**Work instructions:**
Look through the records below and give the number of lines holding the string "structured", nothing more.

-- Start Task inputs --

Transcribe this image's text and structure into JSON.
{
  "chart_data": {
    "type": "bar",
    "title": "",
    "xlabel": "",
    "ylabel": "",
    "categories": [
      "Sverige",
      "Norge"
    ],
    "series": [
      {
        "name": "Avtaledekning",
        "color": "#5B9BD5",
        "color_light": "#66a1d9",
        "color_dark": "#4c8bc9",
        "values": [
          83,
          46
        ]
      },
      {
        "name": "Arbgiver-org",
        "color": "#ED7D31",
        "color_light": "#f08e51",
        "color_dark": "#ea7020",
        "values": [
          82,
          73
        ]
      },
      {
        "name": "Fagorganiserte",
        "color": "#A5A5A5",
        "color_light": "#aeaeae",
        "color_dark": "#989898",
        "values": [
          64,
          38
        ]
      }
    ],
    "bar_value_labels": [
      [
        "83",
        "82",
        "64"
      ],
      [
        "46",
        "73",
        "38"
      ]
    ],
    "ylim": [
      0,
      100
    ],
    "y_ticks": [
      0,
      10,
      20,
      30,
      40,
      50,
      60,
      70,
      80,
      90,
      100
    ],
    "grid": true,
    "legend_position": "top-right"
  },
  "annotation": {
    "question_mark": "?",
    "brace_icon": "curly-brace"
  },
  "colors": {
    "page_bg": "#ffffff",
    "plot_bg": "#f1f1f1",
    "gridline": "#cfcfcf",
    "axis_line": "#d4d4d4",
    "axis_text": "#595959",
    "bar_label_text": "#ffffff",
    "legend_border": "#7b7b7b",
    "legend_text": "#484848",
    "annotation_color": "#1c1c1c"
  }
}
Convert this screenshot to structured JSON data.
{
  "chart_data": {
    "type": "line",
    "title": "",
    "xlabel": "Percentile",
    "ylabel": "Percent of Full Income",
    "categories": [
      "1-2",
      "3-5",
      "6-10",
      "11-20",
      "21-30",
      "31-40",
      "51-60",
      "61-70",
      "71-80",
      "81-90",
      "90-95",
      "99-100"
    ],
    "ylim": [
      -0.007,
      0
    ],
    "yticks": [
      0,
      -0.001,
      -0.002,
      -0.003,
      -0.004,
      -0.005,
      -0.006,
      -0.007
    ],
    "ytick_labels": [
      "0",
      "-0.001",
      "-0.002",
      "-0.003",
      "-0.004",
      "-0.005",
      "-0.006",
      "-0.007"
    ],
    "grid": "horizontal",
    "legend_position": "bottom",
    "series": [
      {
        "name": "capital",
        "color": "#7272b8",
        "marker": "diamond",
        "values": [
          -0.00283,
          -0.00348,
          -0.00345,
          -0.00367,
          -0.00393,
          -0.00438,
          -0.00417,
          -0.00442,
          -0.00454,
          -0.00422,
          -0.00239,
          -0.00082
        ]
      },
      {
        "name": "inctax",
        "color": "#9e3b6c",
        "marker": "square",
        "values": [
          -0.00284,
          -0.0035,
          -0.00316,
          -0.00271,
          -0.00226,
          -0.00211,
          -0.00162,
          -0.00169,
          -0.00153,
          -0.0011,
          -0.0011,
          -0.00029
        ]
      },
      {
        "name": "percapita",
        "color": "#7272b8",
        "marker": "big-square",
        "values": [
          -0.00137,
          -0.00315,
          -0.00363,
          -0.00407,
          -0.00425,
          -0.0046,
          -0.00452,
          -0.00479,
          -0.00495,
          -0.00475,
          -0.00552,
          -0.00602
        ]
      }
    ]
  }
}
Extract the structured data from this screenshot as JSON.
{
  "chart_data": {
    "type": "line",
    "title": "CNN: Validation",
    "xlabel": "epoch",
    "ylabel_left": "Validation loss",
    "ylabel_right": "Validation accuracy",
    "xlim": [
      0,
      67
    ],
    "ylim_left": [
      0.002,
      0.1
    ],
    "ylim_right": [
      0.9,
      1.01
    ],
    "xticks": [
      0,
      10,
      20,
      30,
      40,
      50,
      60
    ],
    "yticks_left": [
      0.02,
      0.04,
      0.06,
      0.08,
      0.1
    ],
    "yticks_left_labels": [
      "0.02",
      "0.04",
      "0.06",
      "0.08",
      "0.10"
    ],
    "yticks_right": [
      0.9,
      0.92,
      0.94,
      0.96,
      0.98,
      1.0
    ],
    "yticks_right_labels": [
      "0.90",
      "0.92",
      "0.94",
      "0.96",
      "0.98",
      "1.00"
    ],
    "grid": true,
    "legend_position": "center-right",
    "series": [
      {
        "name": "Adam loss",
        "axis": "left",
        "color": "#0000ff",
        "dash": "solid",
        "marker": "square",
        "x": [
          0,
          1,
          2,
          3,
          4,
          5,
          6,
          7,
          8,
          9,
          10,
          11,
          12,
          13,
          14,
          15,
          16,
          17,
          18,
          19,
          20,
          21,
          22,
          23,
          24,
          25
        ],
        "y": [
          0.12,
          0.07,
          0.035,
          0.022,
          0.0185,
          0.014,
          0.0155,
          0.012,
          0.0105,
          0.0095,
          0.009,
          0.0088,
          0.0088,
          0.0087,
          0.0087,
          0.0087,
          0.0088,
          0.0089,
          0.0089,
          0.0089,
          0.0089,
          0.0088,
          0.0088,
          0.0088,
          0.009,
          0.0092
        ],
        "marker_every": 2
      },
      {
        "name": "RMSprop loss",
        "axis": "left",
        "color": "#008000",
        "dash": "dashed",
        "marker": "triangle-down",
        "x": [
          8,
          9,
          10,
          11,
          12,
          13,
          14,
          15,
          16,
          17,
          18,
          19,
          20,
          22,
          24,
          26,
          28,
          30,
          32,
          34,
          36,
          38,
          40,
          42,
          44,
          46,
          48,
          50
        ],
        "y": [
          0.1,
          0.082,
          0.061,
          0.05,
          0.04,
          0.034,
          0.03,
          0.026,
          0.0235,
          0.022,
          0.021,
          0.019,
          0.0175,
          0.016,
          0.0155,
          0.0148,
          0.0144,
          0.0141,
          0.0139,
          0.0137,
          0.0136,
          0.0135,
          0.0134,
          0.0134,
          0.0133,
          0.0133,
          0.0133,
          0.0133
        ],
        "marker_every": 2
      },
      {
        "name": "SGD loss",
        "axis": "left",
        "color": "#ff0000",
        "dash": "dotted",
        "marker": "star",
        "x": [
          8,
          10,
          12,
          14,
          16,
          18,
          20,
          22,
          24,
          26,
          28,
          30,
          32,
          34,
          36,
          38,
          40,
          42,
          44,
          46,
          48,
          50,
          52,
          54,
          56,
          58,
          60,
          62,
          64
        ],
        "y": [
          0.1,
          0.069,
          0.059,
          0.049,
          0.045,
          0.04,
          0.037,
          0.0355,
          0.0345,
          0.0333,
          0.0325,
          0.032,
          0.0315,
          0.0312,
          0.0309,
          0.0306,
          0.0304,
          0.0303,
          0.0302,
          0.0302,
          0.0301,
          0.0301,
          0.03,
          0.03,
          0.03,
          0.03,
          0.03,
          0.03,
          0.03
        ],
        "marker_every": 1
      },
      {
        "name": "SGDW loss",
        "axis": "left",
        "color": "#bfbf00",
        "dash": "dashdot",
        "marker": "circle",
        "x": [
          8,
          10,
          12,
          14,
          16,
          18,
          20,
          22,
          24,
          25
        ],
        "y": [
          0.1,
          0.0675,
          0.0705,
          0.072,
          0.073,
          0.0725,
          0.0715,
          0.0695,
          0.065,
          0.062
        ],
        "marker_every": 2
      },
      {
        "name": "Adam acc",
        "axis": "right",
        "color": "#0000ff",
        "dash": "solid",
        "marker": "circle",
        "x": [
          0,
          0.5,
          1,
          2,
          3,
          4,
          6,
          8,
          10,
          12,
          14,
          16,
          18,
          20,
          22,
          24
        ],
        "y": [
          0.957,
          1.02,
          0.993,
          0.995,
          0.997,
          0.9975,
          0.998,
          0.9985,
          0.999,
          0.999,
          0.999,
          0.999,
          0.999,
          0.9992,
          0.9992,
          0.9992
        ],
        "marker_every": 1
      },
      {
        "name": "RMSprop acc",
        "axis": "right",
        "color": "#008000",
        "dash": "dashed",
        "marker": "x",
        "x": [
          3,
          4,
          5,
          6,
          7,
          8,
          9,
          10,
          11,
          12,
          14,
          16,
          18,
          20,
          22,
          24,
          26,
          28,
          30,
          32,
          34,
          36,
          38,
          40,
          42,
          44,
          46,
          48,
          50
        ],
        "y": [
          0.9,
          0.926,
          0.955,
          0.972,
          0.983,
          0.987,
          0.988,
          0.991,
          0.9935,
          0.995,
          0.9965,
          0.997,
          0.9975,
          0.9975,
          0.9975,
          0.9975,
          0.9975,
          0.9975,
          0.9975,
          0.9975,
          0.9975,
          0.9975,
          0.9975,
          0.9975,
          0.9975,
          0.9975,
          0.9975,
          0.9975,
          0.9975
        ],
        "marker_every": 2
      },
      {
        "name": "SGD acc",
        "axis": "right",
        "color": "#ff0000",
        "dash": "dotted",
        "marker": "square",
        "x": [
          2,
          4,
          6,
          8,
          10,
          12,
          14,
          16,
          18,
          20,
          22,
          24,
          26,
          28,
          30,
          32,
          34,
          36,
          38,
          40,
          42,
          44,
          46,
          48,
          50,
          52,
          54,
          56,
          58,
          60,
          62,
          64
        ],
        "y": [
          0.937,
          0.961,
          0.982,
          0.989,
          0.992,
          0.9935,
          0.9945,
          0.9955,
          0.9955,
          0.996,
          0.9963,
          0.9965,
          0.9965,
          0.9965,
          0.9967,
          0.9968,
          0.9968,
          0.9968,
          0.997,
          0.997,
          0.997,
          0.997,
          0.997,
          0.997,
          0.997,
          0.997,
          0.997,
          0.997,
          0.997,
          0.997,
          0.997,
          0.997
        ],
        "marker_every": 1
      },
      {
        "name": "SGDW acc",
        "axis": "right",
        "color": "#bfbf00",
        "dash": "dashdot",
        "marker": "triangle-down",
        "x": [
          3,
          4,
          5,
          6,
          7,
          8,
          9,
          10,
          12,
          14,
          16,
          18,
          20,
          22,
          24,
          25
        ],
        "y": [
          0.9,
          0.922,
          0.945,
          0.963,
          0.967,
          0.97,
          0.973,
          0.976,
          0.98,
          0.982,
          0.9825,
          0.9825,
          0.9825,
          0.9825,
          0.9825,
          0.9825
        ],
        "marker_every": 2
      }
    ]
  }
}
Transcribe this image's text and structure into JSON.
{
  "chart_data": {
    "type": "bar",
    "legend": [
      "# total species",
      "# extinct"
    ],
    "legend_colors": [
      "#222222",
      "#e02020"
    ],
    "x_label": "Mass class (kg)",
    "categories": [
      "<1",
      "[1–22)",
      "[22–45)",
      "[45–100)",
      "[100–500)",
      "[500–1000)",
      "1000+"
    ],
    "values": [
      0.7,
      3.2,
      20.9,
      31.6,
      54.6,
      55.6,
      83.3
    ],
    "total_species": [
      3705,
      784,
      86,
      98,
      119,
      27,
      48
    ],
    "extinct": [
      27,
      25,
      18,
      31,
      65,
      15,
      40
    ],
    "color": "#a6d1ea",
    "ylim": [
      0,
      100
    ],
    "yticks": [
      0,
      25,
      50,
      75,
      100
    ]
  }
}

-- End Task inputs --

**Task solution:**
2